EXERCISE TASK: Please transcribe the records precisely; pictures stay out of your copy.

PROVIDED ENTRIES:
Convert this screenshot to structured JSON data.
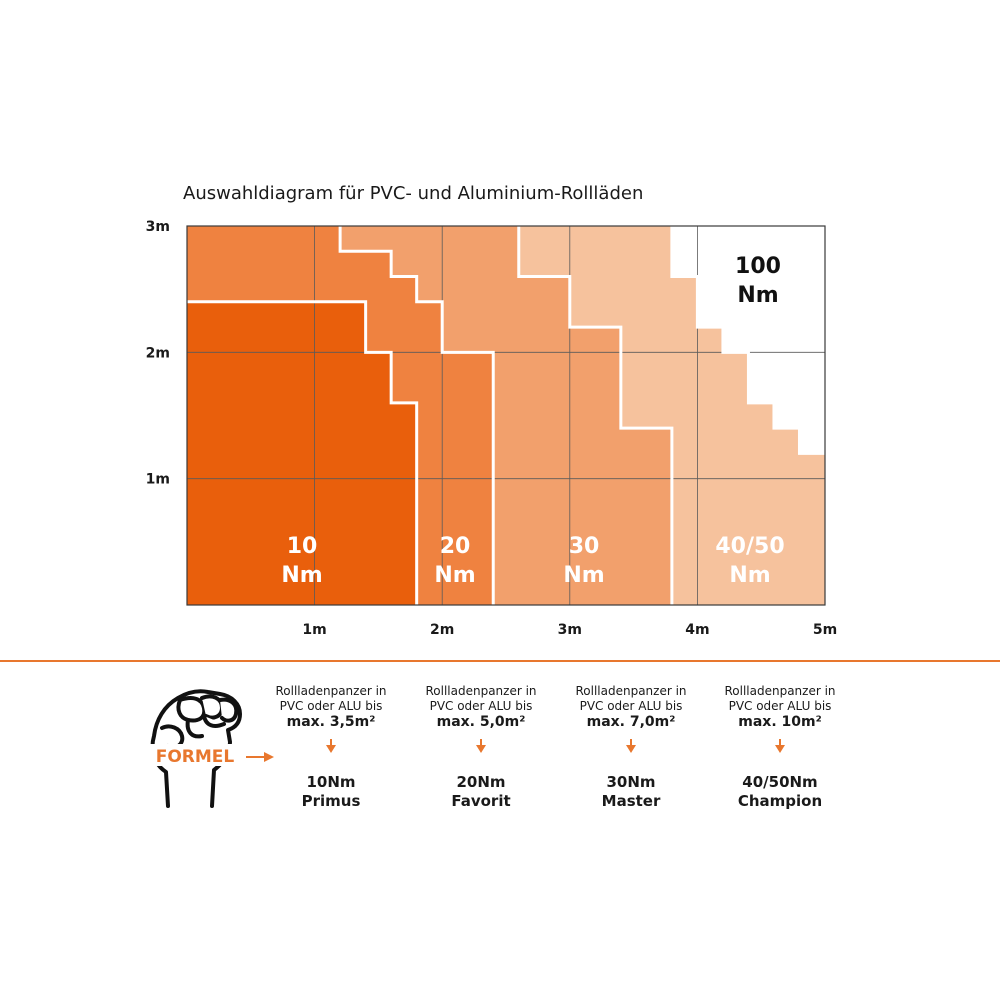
{
  "chart_data": {
    "type": "area",
    "title": "Auswahldiagram für PVC- und Aluminium-Rollläden",
    "xlabel": "",
    "ylabel": "",
    "xlim": [
      0,
      5
    ],
    "ylim": [
      0,
      3
    ],
    "x_unit": "m",
    "y_unit": "m",
    "x_ticks": [
      "1m",
      "2m",
      "3m",
      "4m",
      "5m"
    ],
    "y_ticks": [
      "1m",
      "2m",
      "3m"
    ],
    "grid": true,
    "zones": [
      {
        "top": "10",
        "bottom": "Nm",
        "color": "#e95f0c",
        "boundary": [
          [
            0,
            2.4
          ],
          [
            1.4,
            2.4
          ],
          [
            1.4,
            2.0
          ],
          [
            1.6,
            2.0
          ],
          [
            1.6,
            1.6
          ],
          [
            1.8,
            1.6
          ],
          [
            1.8,
            0
          ]
        ]
      },
      {
        "top": "20",
        "bottom": "Nm",
        "color": "#ef8240",
        "boundary": [
          [
            1.2,
            3.0
          ],
          [
            1.2,
            2.8
          ],
          [
            1.6,
            2.8
          ],
          [
            1.6,
            2.6
          ],
          [
            1.8,
            2.6
          ],
          [
            1.8,
            2.4
          ],
          [
            2.0,
            2.4
          ],
          [
            2.0,
            2.0
          ],
          [
            2.4,
            2.0
          ],
          [
            2.4,
            0
          ]
        ]
      },
      {
        "top": "30",
        "bottom": "Nm",
        "color": "#f2a06c",
        "boundary": [
          [
            2.6,
            3.0
          ],
          [
            2.6,
            2.6
          ],
          [
            3.0,
            2.6
          ],
          [
            3.0,
            2.2
          ],
          [
            3.4,
            2.2
          ],
          [
            3.4,
            1.4
          ],
          [
            3.8,
            1.4
          ],
          [
            3.8,
            0
          ]
        ]
      },
      {
        "top": "40/50",
        "bottom": "Nm",
        "color": "#f6c29d",
        "boundary": [
          [
            3.8,
            3.0
          ],
          [
            3.8,
            2.6
          ],
          [
            4.0,
            2.6
          ],
          [
            4.0,
            2.2
          ],
          [
            4.2,
            2.2
          ],
          [
            4.2,
            2.0
          ],
          [
            4.4,
            2.0
          ],
          [
            4.4,
            1.6
          ],
          [
            4.6,
            1.6
          ],
          [
            4.6,
            1.4
          ],
          [
            4.8,
            1.4
          ],
          [
            4.8,
            1.2
          ],
          [
            5.0,
            1.2
          ]
        ]
      },
      {
        "top": "100",
        "bottom": "Nm",
        "color": "#ffffff"
      }
    ]
  },
  "legend": {
    "brand": "FORMEL",
    "items": [
      {
        "desc1": "Rollladenpanzer in",
        "desc2": "PVC oder ALU bis",
        "area": "max. 3,5m²",
        "product1": "10Nm",
        "product2": "Primus"
      },
      {
        "desc1": "Rollladenpanzer in",
        "desc2": "PVC oder ALU bis",
        "area": "max. 5,0m²",
        "product1": "20Nm",
        "product2": "Favorit"
      },
      {
        "desc1": "Rollladenpanzer in",
        "desc2": "PVC oder ALU bis",
        "area": "max. 7,0m²",
        "product1": "30Nm",
        "product2": "Master"
      },
      {
        "desc1": "Rollladenpanzer in",
        "desc2": "PVC oder ALU bis",
        "area": "max. 10m²",
        "product1": "40/50Nm",
        "product2": "Champion"
      }
    ]
  },
  "colors": {
    "accent": "#e8772e",
    "zone10": "#e95f0c",
    "zone20": "#ef8240",
    "zone30": "#f2a06c",
    "zone40": "#f6c29d",
    "grid": "#5a5a5a"
  }
}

EXERCISE RESULT:
Convert this screenshot to structured JSON data.
{
  "chart_data": {
    "type": "area",
    "title": "Auswahldiagram für PVC- und Aluminium-Rollläden",
    "xlabel": "",
    "ylabel": "",
    "xlim": [
      0,
      5
    ],
    "ylim": [
      0,
      3
    ],
    "x_unit": "m",
    "y_unit": "m",
    "x_ticks": [
      "1m",
      "2m",
      "3m",
      "4m",
      "5m"
    ],
    "y_ticks": [
      "1m",
      "2m",
      "3m"
    ],
    "grid": true,
    "zones": [
      {
        "top": "10",
        "bottom": "Nm",
        "color": "#e95f0c",
        "boundary": [
          [
            0,
            2.4
          ],
          [
            1.4,
            2.4
          ],
          [
            1.4,
            2.0
          ],
          [
            1.6,
            2.0
          ],
          [
            1.6,
            1.6
          ],
          [
            1.8,
            1.6
          ],
          [
            1.8,
            0
          ]
        ]
      },
      {
        "top": "20",
        "bottom": "Nm",
        "color": "#ef8240",
        "boundary": [
          [
            1.2,
            3.0
          ],
          [
            1.2,
            2.8
          ],
          [
            1.6,
            2.8
          ],
          [
            1.6,
            2.6
          ],
          [
            1.8,
            2.6
          ],
          [
            1.8,
            2.4
          ],
          [
            2.0,
            2.4
          ],
          [
            2.0,
            2.0
          ],
          [
            2.4,
            2.0
          ],
          [
            2.4,
            0
          ]
        ]
      },
      {
        "top": "30",
        "bottom": "Nm",
        "color": "#f2a06c",
        "boundary": [
          [
            2.6,
            3.0
          ],
          [
            2.6,
            2.6
          ],
          [
            3.0,
            2.6
          ],
          [
            3.0,
            2.2
          ],
          [
            3.4,
            2.2
          ],
          [
            3.4,
            1.4
          ],
          [
            3.8,
            1.4
          ],
          [
            3.8,
            0
          ]
        ]
      },
      {
        "top": "40/50",
        "bottom": "Nm",
        "color": "#f6c29d",
        "boundary": [
          [
            3.8,
            3.0
          ],
          [
            3.8,
            2.6
          ],
          [
            4.0,
            2.6
          ],
          [
            4.0,
            2.2
          ],
          [
            4.2,
            2.2
          ],
          [
            4.2,
            2.0
          ],
          [
            4.4,
            2.0
          ],
          [
            4.4,
            1.6
          ],
          [
            4.6,
            1.6
          ],
          [
            4.6,
            1.4
          ],
          [
            4.8,
            1.4
          ],
          [
            4.8,
            1.2
          ],
          [
            5.0,
            1.2
          ]
        ]
      },
      {
        "top": "100",
        "bottom": "Nm",
        "color": "#ffffff"
      }
    ]
  },
  "legend": {
    "brand": "FORMEL",
    "items": [
      {
        "desc1": "Rollladenpanzer in",
        "desc2": "PVC oder ALU bis",
        "area": "max. 3,5m²",
        "product1": "10Nm",
        "product2": "Primus"
      },
      {
        "desc1": "Rollladenpanzer in",
        "desc2": "PVC oder ALU bis",
        "area": "max. 5,0m²",
        "product1": "20Nm",
        "product2": "Favorit"
      },
      {
        "desc1": "Rollladenpanzer in",
        "desc2": "PVC oder ALU bis",
        "area": "max. 7,0m²",
        "product1": "30Nm",
        "product2": "Master"
      },
      {
        "desc1": "Rollladenpanzer in",
        "desc2": "PVC oder ALU bis",
        "area": "max. 10m²",
        "product1": "40/50Nm",
        "product2": "Champion"
      }
    ]
  },
  "colors": {
    "accent": "#e8772e",
    "zone10": "#e95f0c",
    "zone20": "#ef8240",
    "zone30": "#f2a06c",
    "zone40": "#f6c29d",
    "grid": "#5a5a5a"
  }
}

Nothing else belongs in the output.